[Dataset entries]
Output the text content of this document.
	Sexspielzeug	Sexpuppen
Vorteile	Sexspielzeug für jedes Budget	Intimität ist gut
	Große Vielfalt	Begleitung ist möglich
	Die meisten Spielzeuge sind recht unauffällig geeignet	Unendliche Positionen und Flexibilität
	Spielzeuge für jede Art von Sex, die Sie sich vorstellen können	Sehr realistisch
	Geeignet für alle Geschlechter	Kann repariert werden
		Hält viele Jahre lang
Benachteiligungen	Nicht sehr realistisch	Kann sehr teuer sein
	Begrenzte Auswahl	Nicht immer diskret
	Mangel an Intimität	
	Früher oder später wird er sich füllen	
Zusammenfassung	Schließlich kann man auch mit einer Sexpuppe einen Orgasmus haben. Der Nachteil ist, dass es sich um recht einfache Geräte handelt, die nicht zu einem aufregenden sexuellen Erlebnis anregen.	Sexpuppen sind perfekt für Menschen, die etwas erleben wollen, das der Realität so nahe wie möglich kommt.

> [WHAT TO DO]
Restate every line of the data word for word.

> [ANSWER IN FULL]
Output the text content of this document.
	Sexspielzeug	Sexpuppen
Vorteile	Sexspielzeug für jedes Budget	Intimität ist gut
	Große Vielfalt	Begleitung ist möglich
	Die meisten Spielzeuge sind recht unauffällig geeignet	Unendliche Positionen und Flexibilität
	Spielzeuge für jede Art von Sex, die Sie sich vorstellen können	Sehr realistisch
	Geeignet für alle Geschlechter	Kann repariert werden
		Hält viele Jahre lang
Benachteiligungen	Nicht sehr realistisch	Kann sehr teuer sein
	Begrenzte Auswahl	Nicht immer diskret
	Mangel an Intimität	
	Früher oder später wird er sich füllen	
Zusammenfassung	Schließlich kann man auch mit einer Sexpuppe einen Orgasmus haben. Der Nachteil ist, dass es sich um recht einfache Geräte handelt, die nicht zu einem aufregenden sexuellen Erlebnis anregen.	Sexpuppen sind perfekt für Menschen, die etwas erleben wollen, das der Realität so nahe wie möglich kommt.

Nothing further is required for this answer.